*WHAT YOU WILL DO*. Repeat each line of the material below exactly as it appears, minus any pictures.

++++ LISTED ENTRIES ++++

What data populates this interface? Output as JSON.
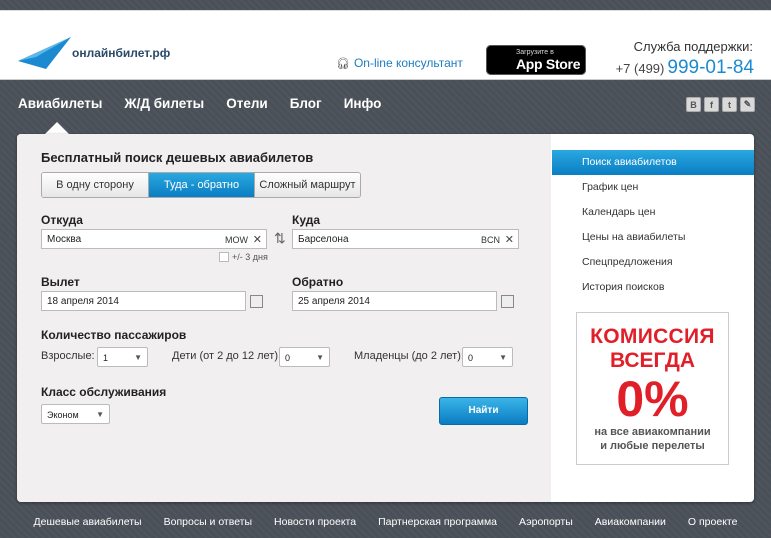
{
  "header": {
    "logo_text": "онлайнбилет.рф",
    "consultant": "On-line консультант",
    "appstore_small": "Загрузите в",
    "appstore_big": "App Store",
    "support_label": "Служба поддержки:",
    "phone_prefix": "+7 (499)",
    "phone_main": "999-01-84"
  },
  "nav": {
    "items": [
      "Авиабилеты",
      "Ж/Д билеты",
      "Отели",
      "Блог",
      "Инфо"
    ],
    "social": [
      "B",
      "f",
      "t",
      "✎"
    ]
  },
  "form": {
    "title": "Бесплатный поиск дешевых авиабилетов",
    "tabs": [
      "В одну сторону",
      "Туда - обратно",
      "Сложный маршрут"
    ],
    "from_label": "Откуда",
    "from_value": "Москва",
    "from_code": "MOW",
    "to_label": "Куда",
    "to_value": "Барселона",
    "to_code": "BCN",
    "flex_dates": "+/- 3 дня",
    "depart_label": "Вылет",
    "depart_value": "18 апреля 2014",
    "return_label": "Обратно",
    "return_value": "25 апреля 2014",
    "passengers_label": "Количество пассажиров",
    "adults_label": "Взрослые:",
    "adults_value": "1",
    "children_label": "Дети (от 2 до 12 лет):",
    "children_value": "0",
    "infants_label": "Младенцы (до 2 лет):",
    "infants_value": "0",
    "class_label": "Класс обслуживания",
    "class_value": "Эконом",
    "find_button": "Найти"
  },
  "side_menu": {
    "items": [
      "Поиск авиабилетов",
      "График цен",
      "Календарь цен",
      "Цены на авиабилеты",
      "Спецпредложения",
      "История поисков"
    ]
  },
  "promo": {
    "line1": "КОМИССИЯ",
    "line2": "ВСЕГДА",
    "line3": "0%",
    "line4": "на все авиакомпании",
    "line5": "и любые перелеты"
  },
  "footer": {
    "links": [
      "Дешевые авиабилеты",
      "Вопросы и ответы",
      "Новости проекта",
      "Партнерская программа",
      "Аэропорты",
      "Авиакомпании",
      "О проекте"
    ]
  },
  "colors": {
    "accent": "#0a7dc3",
    "promo_red": "#e01f29"
  }
}
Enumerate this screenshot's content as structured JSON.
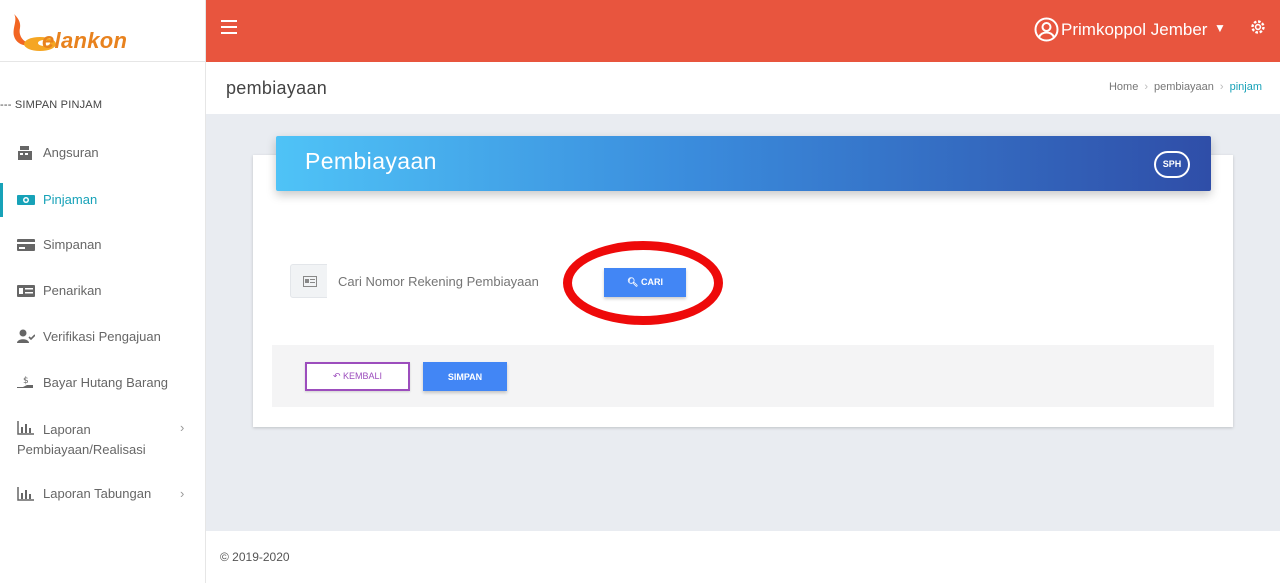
{
  "brand": {
    "name": "elankon",
    "colors": {
      "primary": "#e8821e",
      "flame": "#f5a623"
    }
  },
  "sidebar": {
    "section_label": "--- SIMPAN PINJAM",
    "items": [
      {
        "label": "Angsuran",
        "icon": "cash-register-icon",
        "active": false
      },
      {
        "label": "Pinjaman",
        "icon": "money-bill-icon",
        "active": true
      },
      {
        "label": "Simpanan",
        "icon": "credit-card-icon",
        "active": false
      },
      {
        "label": "Penarikan",
        "icon": "money-check-icon",
        "active": false
      },
      {
        "label": "Verifikasi Pengajuan",
        "icon": "user-check-icon",
        "active": false
      },
      {
        "label": "Bayar Hutang Barang",
        "icon": "hand-holding-dollar-icon",
        "active": false
      },
      {
        "label": "Laporan Pembiayaan/Realisasi",
        "icon": "chart-bar-icon",
        "has_submenu": true
      },
      {
        "label": "Laporan Tabungan",
        "icon": "chart-bar-icon",
        "has_submenu": true
      }
    ]
  },
  "topbar": {
    "user_name": "Primkoppol Jember",
    "color": "#e8553e"
  },
  "header": {
    "page_title": "pembiayaan",
    "breadcrumb": [
      "Home",
      "pembiayaan",
      "pinjam"
    ]
  },
  "card": {
    "title": "Pembiayaan",
    "badge": "SPH",
    "search": {
      "placeholder": "Cari Nomor Rekening Pembiayaan",
      "button_label": "CARI"
    },
    "buttons": {
      "back_label": "KEMBALI",
      "save_label": "SIMPAN"
    }
  },
  "footer": {
    "copyright": "© 2019-2020"
  }
}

++++

*COMPLETED TASK*.
What data populates this interface? Output as JSON.
{
  "header": {
    "logo_text": "онлайнбилет.рф",
    "consultant": "On-line консультант",
    "appstore_small": "Загрузите в",
    "appstore_big": "App Store",
    "support_label": "Служба поддержки:",
    "phone_prefix": "+7 (499)",
    "phone_main": "999-01-84"
  },
  "nav": {
    "items": [
      "Авиабилеты",
      "Ж/Д билеты",
      "Отели",
      "Блог",
      "Инфо"
    ],
    "social": [
      "B",
      "f",
      "t",
      "✎"
    ]
  },
  "form": {
    "title": "Бесплатный поиск дешевых авиабилетов",
    "tabs": [
      "В одну сторону",
      "Туда - обратно",
      "Сложный маршрут"
    ],
    "from_label": "Откуда",
    "from_value": "Москва",
    "from_code": "MOW",
    "to_label": "Куда",
    "to_value": "Барселона",
    "to_code": "BCN",
    "flex_dates": "+/- 3 дня",
    "depart_label": "Вылет",
    "depart_value": "18 апреля 2014",
    "return_label": "Обратно",
    "return_value": "25 апреля 2014",
    "passengers_label": "Количество пассажиров",
    "adults_label": "Взрослые:",
    "adults_value": "1",
    "children_label": "Дети (от 2 до 12 лет):",
    "children_value": "0",
    "infants_label": "Младенцы (до 2 лет):",
    "infants_value": "0",
    "class_label": "Класс обслуживания",
    "class_value": "Эконом",
    "find_button": "Найти"
  },
  "side_menu": {
    "items": [
      "Поиск авиабилетов",
      "График цен",
      "Календарь цен",
      "Цены на авиабилеты",
      "Спецпредложения",
      "История поисков"
    ]
  },
  "promo": {
    "line1": "КОМИССИЯ",
    "line2": "ВСЕГДА",
    "line3": "0%",
    "line4": "на все авиакомпании",
    "line5": "и любые перелеты"
  },
  "footer": {
    "links": [
      "Дешевые авиабилеты",
      "Вопросы и ответы",
      "Новости проекта",
      "Партнерская программа",
      "Аэропорты",
      "Авиакомпании",
      "О проекте"
    ]
  },
  "colors": {
    "accent": "#0a7dc3",
    "promo_red": "#e01f29"
  }
}
Enumerate this screenshot's content as structured JSON.
{
  "brand": {
    "name": "elankon",
    "colors": {
      "primary": "#e8821e",
      "flame": "#f5a623"
    }
  },
  "sidebar": {
    "section_label": "--- SIMPAN PINJAM",
    "items": [
      {
        "label": "Angsuran",
        "icon": "cash-register-icon",
        "active": false
      },
      {
        "label": "Pinjaman",
        "icon": "money-bill-icon",
        "active": true
      },
      {
        "label": "Simpanan",
        "icon": "credit-card-icon",
        "active": false
      },
      {
        "label": "Penarikan",
        "icon": "money-check-icon",
        "active": false
      },
      {
        "label": "Verifikasi Pengajuan",
        "icon": "user-check-icon",
        "active": false
      },
      {
        "label": "Bayar Hutang Barang",
        "icon": "hand-holding-dollar-icon",
        "active": false
      },
      {
        "label": "Laporan Pembiayaan/Realisasi",
        "icon": "chart-bar-icon",
        "has_submenu": true
      },
      {
        "label": "Laporan Tabungan",
        "icon": "chart-bar-icon",
        "has_submenu": true
      }
    ]
  },
  "topbar": {
    "user_name": "Primkoppol Jember",
    "color": "#e8553e"
  },
  "header": {
    "page_title": "pembiayaan",
    "breadcrumb": [
      "Home",
      "pembiayaan",
      "pinjam"
    ]
  },
  "card": {
    "title": "Pembiayaan",
    "badge": "SPH",
    "search": {
      "placeholder": "Cari Nomor Rekening Pembiayaan",
      "button_label": "CARI"
    },
    "buttons": {
      "back_label": "KEMBALI",
      "save_label": "SIMPAN"
    }
  },
  "footer": {
    "copyright": "© 2019-2020"
  }
}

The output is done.